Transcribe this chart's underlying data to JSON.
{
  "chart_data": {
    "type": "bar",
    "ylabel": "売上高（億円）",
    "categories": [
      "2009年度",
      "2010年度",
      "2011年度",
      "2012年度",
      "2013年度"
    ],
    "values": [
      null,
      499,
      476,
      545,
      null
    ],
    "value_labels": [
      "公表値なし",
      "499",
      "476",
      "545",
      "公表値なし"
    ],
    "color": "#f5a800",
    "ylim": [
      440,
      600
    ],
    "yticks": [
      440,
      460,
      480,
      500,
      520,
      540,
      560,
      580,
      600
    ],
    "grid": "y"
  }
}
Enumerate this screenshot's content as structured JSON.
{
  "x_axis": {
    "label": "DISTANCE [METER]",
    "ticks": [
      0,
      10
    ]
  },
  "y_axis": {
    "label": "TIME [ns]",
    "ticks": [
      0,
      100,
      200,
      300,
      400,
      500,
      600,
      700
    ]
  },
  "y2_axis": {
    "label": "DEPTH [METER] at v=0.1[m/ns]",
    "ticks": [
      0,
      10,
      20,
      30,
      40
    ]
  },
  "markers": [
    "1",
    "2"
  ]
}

- [SHORT TASK] Look through the records and gather every line containing "JSON".

- [WRITTEN SOLUTION]
Transcribe this chart's underlying data to JSON.
Enumerate this screenshot's content as structured JSON.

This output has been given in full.